(Collection entries)
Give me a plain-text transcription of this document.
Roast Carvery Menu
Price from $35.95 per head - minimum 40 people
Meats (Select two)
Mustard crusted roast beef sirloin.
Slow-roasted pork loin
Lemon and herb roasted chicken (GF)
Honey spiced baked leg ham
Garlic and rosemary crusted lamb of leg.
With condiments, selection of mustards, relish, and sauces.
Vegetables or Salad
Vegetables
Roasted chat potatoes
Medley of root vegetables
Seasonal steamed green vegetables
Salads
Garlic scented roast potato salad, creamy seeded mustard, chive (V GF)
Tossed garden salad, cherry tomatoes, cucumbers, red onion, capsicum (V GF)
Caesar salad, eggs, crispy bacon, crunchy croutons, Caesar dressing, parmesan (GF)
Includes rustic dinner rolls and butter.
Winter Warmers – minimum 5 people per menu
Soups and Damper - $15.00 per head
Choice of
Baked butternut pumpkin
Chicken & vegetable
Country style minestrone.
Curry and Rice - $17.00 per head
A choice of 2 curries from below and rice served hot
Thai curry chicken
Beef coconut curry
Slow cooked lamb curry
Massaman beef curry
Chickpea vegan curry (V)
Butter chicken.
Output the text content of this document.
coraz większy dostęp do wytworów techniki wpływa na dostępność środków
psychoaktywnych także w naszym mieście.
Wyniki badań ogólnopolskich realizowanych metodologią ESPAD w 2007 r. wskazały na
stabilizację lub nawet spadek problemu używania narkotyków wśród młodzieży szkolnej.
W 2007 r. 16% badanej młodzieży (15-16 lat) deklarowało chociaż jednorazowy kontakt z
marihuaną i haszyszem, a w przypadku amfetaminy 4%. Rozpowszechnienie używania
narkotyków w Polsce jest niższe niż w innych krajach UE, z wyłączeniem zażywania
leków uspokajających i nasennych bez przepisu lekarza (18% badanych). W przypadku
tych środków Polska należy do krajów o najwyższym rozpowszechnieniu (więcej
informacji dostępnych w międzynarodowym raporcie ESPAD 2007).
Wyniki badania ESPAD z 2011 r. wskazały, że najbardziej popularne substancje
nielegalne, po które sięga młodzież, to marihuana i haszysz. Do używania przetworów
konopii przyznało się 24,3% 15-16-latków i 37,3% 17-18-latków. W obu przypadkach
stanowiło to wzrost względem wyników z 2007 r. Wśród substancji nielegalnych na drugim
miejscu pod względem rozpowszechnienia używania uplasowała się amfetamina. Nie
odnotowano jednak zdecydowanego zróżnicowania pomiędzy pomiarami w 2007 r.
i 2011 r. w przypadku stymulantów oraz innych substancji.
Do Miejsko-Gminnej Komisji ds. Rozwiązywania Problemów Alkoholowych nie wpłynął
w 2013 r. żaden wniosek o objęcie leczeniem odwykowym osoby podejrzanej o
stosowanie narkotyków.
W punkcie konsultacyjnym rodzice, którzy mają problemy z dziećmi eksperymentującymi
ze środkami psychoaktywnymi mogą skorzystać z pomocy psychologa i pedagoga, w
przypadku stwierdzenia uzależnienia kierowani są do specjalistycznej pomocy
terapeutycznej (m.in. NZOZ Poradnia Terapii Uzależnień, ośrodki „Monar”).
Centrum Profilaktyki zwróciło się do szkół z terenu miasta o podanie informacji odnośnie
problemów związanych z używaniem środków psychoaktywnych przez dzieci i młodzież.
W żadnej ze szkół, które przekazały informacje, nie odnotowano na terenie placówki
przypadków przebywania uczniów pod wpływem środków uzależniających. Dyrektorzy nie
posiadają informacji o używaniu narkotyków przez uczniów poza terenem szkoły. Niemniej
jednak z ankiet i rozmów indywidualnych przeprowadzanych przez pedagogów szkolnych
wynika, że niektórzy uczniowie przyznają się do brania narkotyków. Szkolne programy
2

== Exercise prompt ==
Take the entries above and transcribe them in full.

== Written solution ==
Give me a plain-text transcription of this document.
Roast Carvery Menu
Price from $35.95 per head - minimum 40 people
Meats (Select two)
Mustard crusted roast beef sirloin.
Slow-roasted pork loin
Lemon and herb roasted chicken (GF)
Honey spiced baked leg ham
Garlic and rosemary crusted lamb of leg.
With condiments, selection of mustards, relish, and sauces.
Vegetables or Salad
Vegetables
Roasted chat potatoes
Medley of root vegetables
Seasonal steamed green vegetables
Salads
Garlic scented roast potato salad, creamy seeded mustard, chive (V GF)
Tossed garden salad, cherry tomatoes, cucumbers, red onion, capsicum (V GF)
Caesar salad, eggs, crispy bacon, crunchy croutons, Caesar dressing, parmesan (GF)
Includes rustic dinner rolls and butter.
Winter Warmers – minimum 5 people per menu
Soups and Damper - $15.00 per head
Choice of
Baked butternut pumpkin
Chicken & vegetable
Country style minestrone.
Curry and Rice - $17.00 per head
A choice of 2 curries from below and rice served hot
Thai curry chicken
Beef coconut curry
Slow cooked lamb curry
Massaman beef curry
Chickpea vegan curry (V)
Butter chicken.
Output the text content of this document.
coraz większy dostęp do wytworów techniki wpływa na dostępność środków
psychoaktywnych także w naszym mieście.
Wyniki badań ogólnopolskich realizowanych metodologią ESPAD w 2007 r. wskazały na
stabilizację lub nawet spadek problemu używania narkotyków wśród młodzieży szkolnej.
W 2007 r. 16% badanej młodzieży (15-16 lat) deklarowało chociaż jednorazowy kontakt z
marihuaną i haszyszem, a w przypadku amfetaminy 4%. Rozpowszechnienie używania
narkotyków w Polsce jest niższe niż w innych krajach UE, z wyłączeniem zażywania
leków uspokajających i nasennych bez przepisu lekarza (18% badanych). W przypadku
tych środków Polska należy do krajów o najwyższym rozpowszechnieniu (więcej
informacji dostępnych w międzynarodowym raporcie ESPAD 2007).
Wyniki badania ESPAD z 2011 r. wskazały, że najbardziej popularne substancje
nielegalne, po które sięga młodzież, to marihuana i haszysz. Do używania przetworów
konopii przyznało się 24,3% 15-16-latków i 37,3% 17-18-latków. W obu przypadkach
stanowiło to wzrost względem wyników z 2007 r. Wśród substancji nielegalnych na drugim
miejscu pod względem rozpowszechnienia używania uplasowała się amfetamina. Nie
odnotowano jednak zdecydowanego zróżnicowania pomiędzy pomiarami w 2007 r.
i 2011 r. w przypadku stymulantów oraz innych substancji.
Do Miejsko-Gminnej Komisji ds. Rozwiązywania Problemów Alkoholowych nie wpłynął
w 2013 r. żaden wniosek o objęcie leczeniem odwykowym osoby podejrzanej o
stosowanie narkotyków.
W punkcie konsultacyjnym rodzice, którzy mają problemy z dziećmi eksperymentującymi
ze środkami psychoaktywnymi mogą skorzystać z pomocy psychologa i pedagoga, w
przypadku stwierdzenia uzależnienia kierowani są do specjalistycznej pomocy
terapeutycznej (m.in. NZOZ Poradnia Terapii Uzależnień, ośrodki „Monar”).
Centrum Profilaktyki zwróciło się do szkół z terenu miasta o podanie informacji odnośnie
problemów związanych z używaniem środków psychoaktywnych przez dzieci i młodzież.
W żadnej ze szkół, które przekazały informacje, nie odnotowano na terenie placówki
przypadków przebywania uczniów pod wpływem środków uzależniających. Dyrektorzy nie
posiadają informacji o używaniu narkotyków przez uczniów poza terenem szkoły. Niemniej
jednak z ankiet i rozmów indywidualnych przeprowadzanych przez pedagogów szkolnych
wynika, że niektórzy uczniowie przyznają się do brania narkotyków. Szkolne programy
2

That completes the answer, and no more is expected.